### Given data
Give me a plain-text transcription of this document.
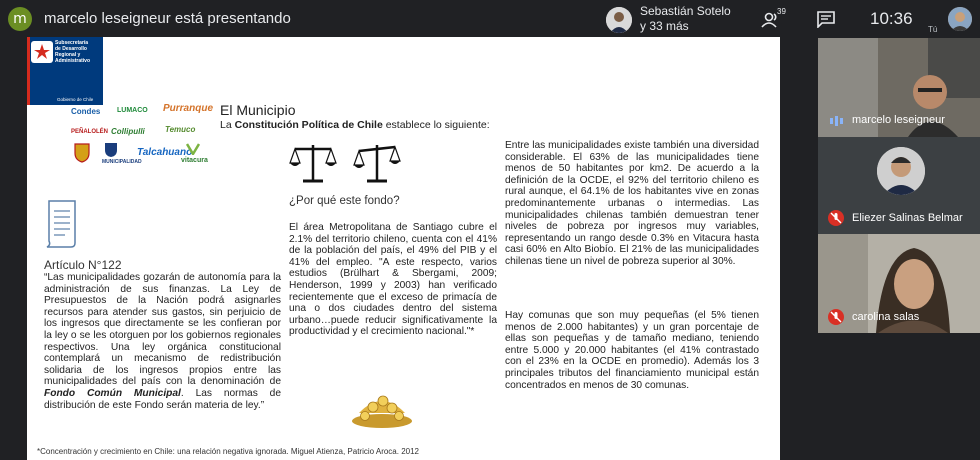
m	marcelo leseigneur está presentando	Sebastián Sotelo
y 33 más
39	10:36
Tú
Subsecretaría
de Desarrollo
Regional y
Administrativo
Gobierno de Chile
Condes LUMACO Purranque
PEÑALOLÉN Collipulli	Temuco
MUNICIPALIDAD
Talcahuano
vitacura
El Municipio
La Constitución Política de Chile establece lo siguiente:
¿Por qué este fondo?
Artículo N°122
“Las municipalidades gozarán de autonomía para la administración de sus finanzas. La Ley de Presupuestos de la Nación podrá asignarles recursos para atender sus gastos, sin perjuicio de los ingresos que directamente se les confieran por la ley o se les otorguen por los gobiernos regionales respectivos. Una ley orgánica constitucional contemplará un mecanismo de redistribución solidaria de los ingresos propios entre las municipalidades del país con la denominación de Fondo Común Municipal. Las normas de distribución de este Fondo serán materia de ley.”
El área Metropolitana de Santiago cubre el 2.1% del territorio chileno, cuenta con el 41% de la población del país, el 49% del PIB y el 41% del empleo. "A este respecto, varios estudios (Brülhart & Sbergami, 2009; Henderson, 1999 y 2003) han verificado recientemente que el exceso de primacía de una o dos ciudades dentro del sistema urbano…puede reducir significativamente la productividad y el crecimiento nacional."*
Entre las municipalidades existe también una diversidad considerable. El 63% de las municipalidades tiene menos de 50 habitantes por km2. De acuerdo a la definición de la OCDE, el 92% del territorio chileno es rural aunque, el 64.1% de los habitantes vive en zonas predominantemente urbanas o intermedias. Las municipalidades chilenas también demuestran tener niveles de pobreza por ingresos muy variables, representando un rango desde 0.3% en Vitacura hasta casi 60% en Alto Biobío. El 21% de las municipalidades chilenas tiene un nivel de pobreza superior al 30%.
Hay comunas que son muy pequeñas (el 5% tienen menos de 2.000 habitantes) y un gran porcentaje de ellas son pequeñas y de tamaño mediano, teniendo entre 5.000 y 20.000 habitantes (el 41% contrastado con el 23% en la OCDE en promedio). Además los 3 principales tributos del financiamiento municipal están concentrados en menos de 30 comunas.
*Concentración y crecimiento en Chile: una relación negativa ignorada. Miguel Atienza, Patricio Aroca. 2012
marcelo leseigneur
Eliezer Salinas Belmar
carolina salas
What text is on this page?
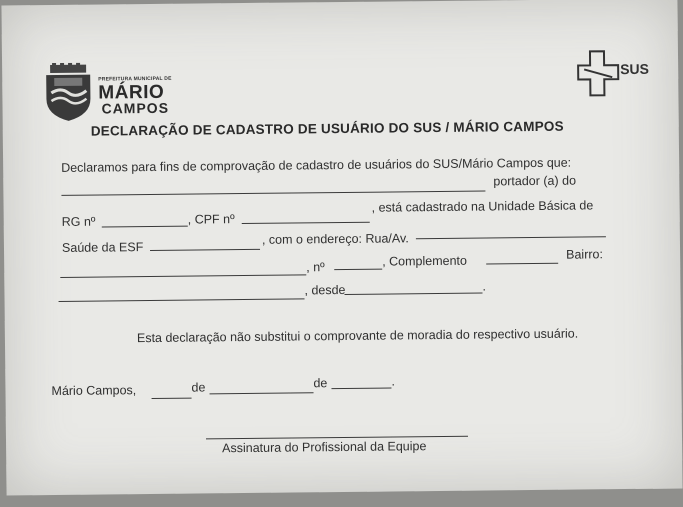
PREFEITURA MUNICIPAL DE
MÁRIO
CAMPOS
SUS
DECLARAÇÃO DE CADASTRO DE USUÁRIO DO SUS / MÁRIO CAMPOS
Declaramos para fins de comprovação de cadastro de usuários do SUS/Mário Campos que:
portador (a) do
RG nº	, CPF nº
, está cadastrado na Unidade Básica de
Saúde da ESF
, com o endereço: Rua/Av.
, nº	, Complemento	Bairro:
, desde	.
Esta declaração não substitui o comprovante de moradia do respectivo usuário.
Mário Campos,	de	de	.
Assinatura do Profissional da Equipe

### Exercise description
Show all lines above holding "chileno".

### Written response
El área Metropolitana de Santiago cubre el 2.1% del territorio chileno, cuenta con el 41% de la población del país, el 49% del PIB y el 41% del empleo. "A este respecto, varios estudios (Brülhart & Sbergami, 2009; Henderson, 1999 y 2003) han verificado recientemente que el exceso de primacía de una o dos ciudades dentro del sistema urbano…puede reducir significativamente la productividad y el crecimiento nacional."*
Entre las municipalidades existe también una diversidad considerable. El 63% de las municipalidades tiene menos de 50 habitantes por km2. De acuerdo a la definición de la OCDE, el 92% del territorio chileno es rural aunque, el 64.1% de los habitantes vive en zonas predominantemente urbanas o intermedias. Las municipalidades chilenas también demuestran tener niveles de pobreza por ingresos muy variables, representando un rango desde 0.3% en Vitacura hasta casi 60% en Alto Biobío. El 21% de las municipalidades chilenas tiene un nivel de pobreza superior al 30%.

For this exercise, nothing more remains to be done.